Source records -
───

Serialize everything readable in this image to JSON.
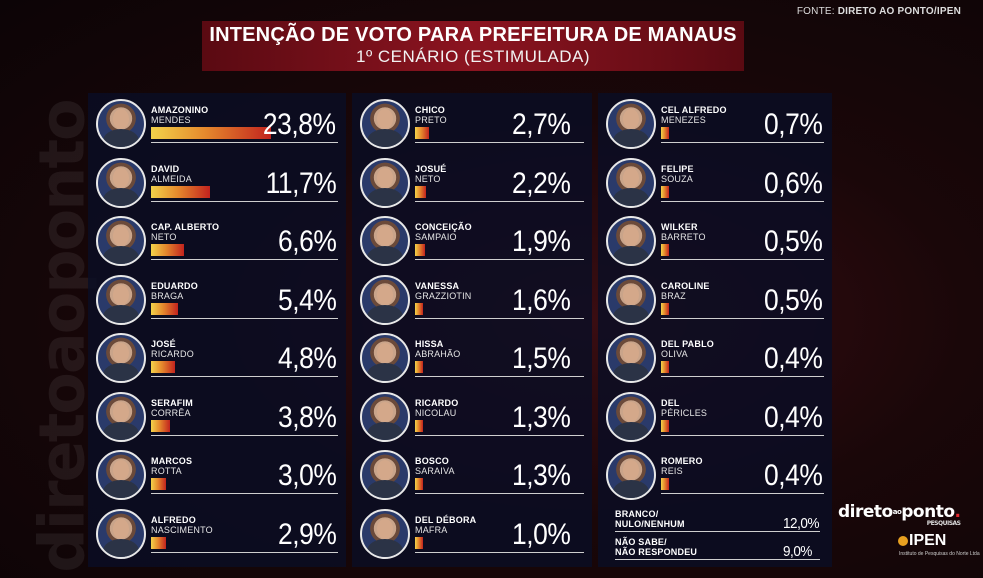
{
  "source_label": "FONTE:",
  "source_name": "DIRETO AO PONTO/IPEN",
  "title": "INTENÇÃO DE VOTO PARA PREFEITURA DE MANAUS",
  "subtitle": "1º CENÁRIO (ESTIMULADA)",
  "watermark": "diretoaoponto",
  "logo": {
    "part1": "direto",
    "part2": "ao",
    "part3": "ponto",
    "dot": ".",
    "sub": "PESQUISAS"
  },
  "ipen": {
    "name": "IPEN",
    "sub": "Instituto de Pesquisas do Norte Ltda"
  },
  "colors": {
    "accent": "#8c1420",
    "bar_start": "#f3d24a",
    "bar_end": "#c2231e",
    "panel": "#0a0e24"
  },
  "chart_data": {
    "type": "bar",
    "title": "INTENÇÃO DE VOTO PARA PREFEITURA DE MANAUS",
    "subtitle": "1º CENÁRIO (ESTIMULADA)",
    "unit": "%",
    "columns": [
      [
        {
          "name1": "AMAZONINO",
          "name2": "MENDES",
          "value": 23.8,
          "label": "23,8%"
        },
        {
          "name1": "DAVID",
          "name2": "ALMEIDA",
          "value": 11.7,
          "label": "11,7%"
        },
        {
          "name1": "CAP. ALBERTO",
          "name2": "NETO",
          "value": 6.6,
          "label": "6,6%"
        },
        {
          "name1": "EDUARDO",
          "name2": "BRAGA",
          "value": 5.4,
          "label": "5,4%"
        },
        {
          "name1": "JOSÉ",
          "name2": "RICARDO",
          "value": 4.8,
          "label": "4,8%"
        },
        {
          "name1": "SERAFIM",
          "name2": "CORRÊA",
          "value": 3.8,
          "label": "3,8%"
        },
        {
          "name1": "MARCOS",
          "name2": "ROTTA",
          "value": 3.0,
          "label": "3,0%"
        },
        {
          "name1": "ALFREDO",
          "name2": "NASCIMENTO",
          "value": 2.9,
          "label": "2,9%"
        }
      ],
      [
        {
          "name1": "CHICO",
          "name2": "PRETO",
          "value": 2.7,
          "label": "2,7%"
        },
        {
          "name1": "JOSUÉ",
          "name2": "NETO",
          "value": 2.2,
          "label": "2,2%"
        },
        {
          "name1": "CONCEIÇÃO",
          "name2": "SAMPAIO",
          "value": 1.9,
          "label": "1,9%"
        },
        {
          "name1": "VANESSA",
          "name2": "GRAZZIOTIN",
          "value": 1.6,
          "label": "1,6%"
        },
        {
          "name1": "HISSA",
          "name2": "ABRAHÃO",
          "value": 1.5,
          "label": "1,5%"
        },
        {
          "name1": "RICARDO",
          "name2": "NICOLAU",
          "value": 1.3,
          "label": "1,3%"
        },
        {
          "name1": "BOSCO",
          "name2": "SARAIVA",
          "value": 1.3,
          "label": "1,3%"
        },
        {
          "name1": "DEL DÉBORA",
          "name2": "MAFRA",
          "value": 1.0,
          "label": "1,0%"
        }
      ],
      [
        {
          "name1": "CEL ALFREDO",
          "name2": "MENEZES",
          "value": 0.7,
          "label": "0,7%"
        },
        {
          "name1": "FELIPE",
          "name2": "SOUZA",
          "value": 0.6,
          "label": "0,6%"
        },
        {
          "name1": "WILKER",
          "name2": "BARRETO",
          "value": 0.5,
          "label": "0,5%"
        },
        {
          "name1": "CAROLINE",
          "name2": "BRAZ",
          "value": 0.5,
          "label": "0,5%"
        },
        {
          "name1": "DEL PABLO",
          "name2": "OLIVA",
          "value": 0.4,
          "label": "0,4%"
        },
        {
          "name1": "DEL",
          "name2": "PÉRICLES",
          "value": 0.4,
          "label": "0,4%"
        },
        {
          "name1": "ROMERO",
          "name2": "REIS",
          "value": 0.4,
          "label": "0,4%"
        }
      ]
    ],
    "others": [
      {
        "line1": "BRANCO/",
        "line2": "NULO/NENHUM",
        "value": 12.0,
        "label": "12,0%"
      },
      {
        "line1": "NÃO SABE/",
        "line2": "NÃO RESPONDEU",
        "value": 9.0,
        "label": "9,0%"
      }
    ]
  }
}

───

Work to be completed -
Return every line containing "PREFEITURA".

Exercise response -
  "title": "INTENÇÃO DE VOTO PARA PREFEITURA DE MANAUS",
    "title": "INTENÇÃO DE VOTO PARA PREFEITURA DE MANAUS",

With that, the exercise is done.